Stored records
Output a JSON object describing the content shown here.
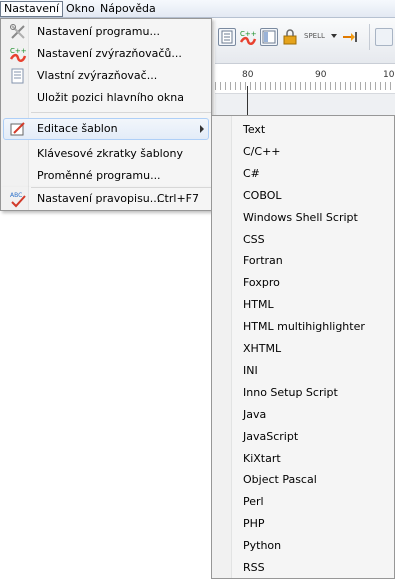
{
  "menubar": {
    "items": [
      {
        "label": "Nastavení"
      },
      {
        "label": "Okno"
      },
      {
        "label": "Nápověda"
      }
    ]
  },
  "ruler": {
    "labels": [
      "80",
      "90",
      "10"
    ]
  },
  "toolbar": {
    "spell_label": "SPELL"
  },
  "settings_menu": {
    "items": [
      {
        "label": "Nastavení programu...",
        "icon": "tools-icon"
      },
      {
        "label": "Nastavení zvýrazňovačů...",
        "icon": "highlighters-icon"
      },
      {
        "label": "Vlastní zvýrazňovač...",
        "icon": "custom-highlighter-icon"
      },
      {
        "label": "Uložit pozici hlavního okna",
        "icon": ""
      },
      {
        "label": "Editace šablon",
        "icon": "template-edit-icon",
        "has_submenu": true
      },
      {
        "label": "Klávesové zkratky šablony",
        "icon": ""
      },
      {
        "label": "Proměnné programu...",
        "icon": ""
      },
      {
        "label": "Nastavení pravopisu...",
        "icon": "spellcheck-icon",
        "shortcut": "Ctrl+F7"
      }
    ]
  },
  "templates_submenu": {
    "items": [
      "Text",
      "C/C++",
      "C#",
      "COBOL",
      "Windows Shell Script",
      "CSS",
      "Fortran",
      "Foxpro",
      "HTML",
      "HTML multihighlighter",
      "XHTML",
      "INI",
      "Inno Setup Script",
      "Java",
      "JavaScript",
      "KiXtart",
      "Object Pascal",
      "Perl",
      "PHP",
      "Python",
      "RSS"
    ]
  },
  "colors": {
    "highlight_border": "#aecff7",
    "menu_bg": "#f5f5f5",
    "marker_yellow": "#ffec00"
  }
}
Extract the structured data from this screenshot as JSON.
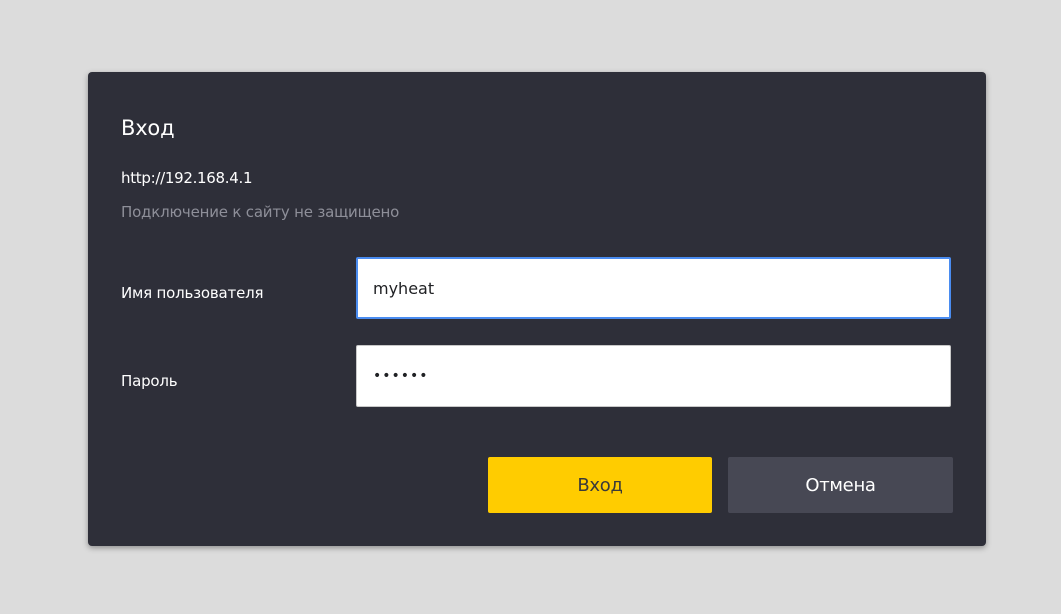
{
  "colors": {
    "backdrop": "#dcdcdc",
    "dialog_bg": "#2e2f39",
    "title_text": "#ffffff",
    "url_text": "#ffffff",
    "muted_text": "#8e8f99",
    "label_text": "#ffffff",
    "input_bg": "#ffffff",
    "focus_border": "#4a8cf0",
    "login_bg": "#ffcc00",
    "login_text": "#3a3a3a",
    "cancel_bg": "#474854",
    "cancel_text": "#ffffff"
  },
  "dialog": {
    "title": "Вход",
    "url": "http://192.168.4.1",
    "security_note": "Подключение к сайту не защищено",
    "username": {
      "label": "Имя пользователя",
      "value": "myheat"
    },
    "password": {
      "label": "Пароль",
      "value": "••••••"
    },
    "buttons": {
      "login_label": "Вход",
      "cancel_label": "Отмена"
    }
  }
}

▸ **TO BE DONE**
Out of the preceding entries, pull every line containing the string "JSON".

▸ **RESPONSE TO THE EXERCISE**
Output a JSON object describing the content shown here.
Extract the structured data from this screenshot as JSON.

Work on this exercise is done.